▸ **Aim**: Retype each record shown below, leaving every character as it is.

▸ **Given data**:
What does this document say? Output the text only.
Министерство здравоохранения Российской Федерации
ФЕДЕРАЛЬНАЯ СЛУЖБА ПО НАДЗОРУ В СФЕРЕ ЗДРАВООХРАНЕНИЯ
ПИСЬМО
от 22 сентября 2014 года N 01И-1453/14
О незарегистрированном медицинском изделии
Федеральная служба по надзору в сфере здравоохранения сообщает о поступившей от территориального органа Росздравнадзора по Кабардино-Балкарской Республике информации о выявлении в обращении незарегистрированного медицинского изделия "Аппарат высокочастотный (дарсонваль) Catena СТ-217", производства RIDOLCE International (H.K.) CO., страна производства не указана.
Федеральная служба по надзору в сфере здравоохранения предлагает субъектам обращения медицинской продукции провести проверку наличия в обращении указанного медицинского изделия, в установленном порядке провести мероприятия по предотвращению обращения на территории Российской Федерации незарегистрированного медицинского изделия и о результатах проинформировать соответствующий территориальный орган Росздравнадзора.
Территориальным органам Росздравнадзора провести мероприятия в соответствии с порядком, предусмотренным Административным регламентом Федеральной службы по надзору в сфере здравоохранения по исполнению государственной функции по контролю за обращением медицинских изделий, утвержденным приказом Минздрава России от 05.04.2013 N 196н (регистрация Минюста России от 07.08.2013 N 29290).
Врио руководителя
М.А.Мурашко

▸ **Answer to the task**:
What does this document say? Output the text only.
Министерство здравоохранения Российской Федерации
ФЕДЕРАЛЬНАЯ СЛУЖБА ПО НАДЗОРУ В СФЕРЕ ЗДРАВООХРАНЕНИЯ
ПИСЬМО
от 22 сентября 2014 года N 01И-1453/14
О незарегистрированном медицинском изделии
Федеральная служба по надзору в сфере здравоохранения сообщает о поступившей от территориального органа Росздравнадзора по Кабардино-Балкарской Республике информации о выявлении в обращении незарегистрированного медицинского изделия "Аппарат высокочастотный (дарсонваль) Catena СТ-217", производства RIDOLCE International (H.K.) CO., страна производства не указана.
Федеральная служба по надзору в сфере здравоохранения предлагает субъектам обращения медицинской продукции провести проверку наличия в обращении указанного медицинского изделия, в установленном порядке провести мероприятия по предотвращению обращения на территории Российской Федерации незарегистрированного медицинского изделия и о результатах проинформировать соответствующий территориальный орган Росздравнадзора.
Территориальным органам Росздравнадзора провести мероприятия в соответствии с порядком, предусмотренным Административным регламентом Федеральной службы по надзору в сфере здравоохранения по исполнению государственной функции по контролю за обращением медицинских изделий, утвержденным приказом Минздрава России от 05.04.2013 N 196н (регистрация Минюста России от 07.08.2013 N 29290).
Врио руководителя
М.А.Мурашко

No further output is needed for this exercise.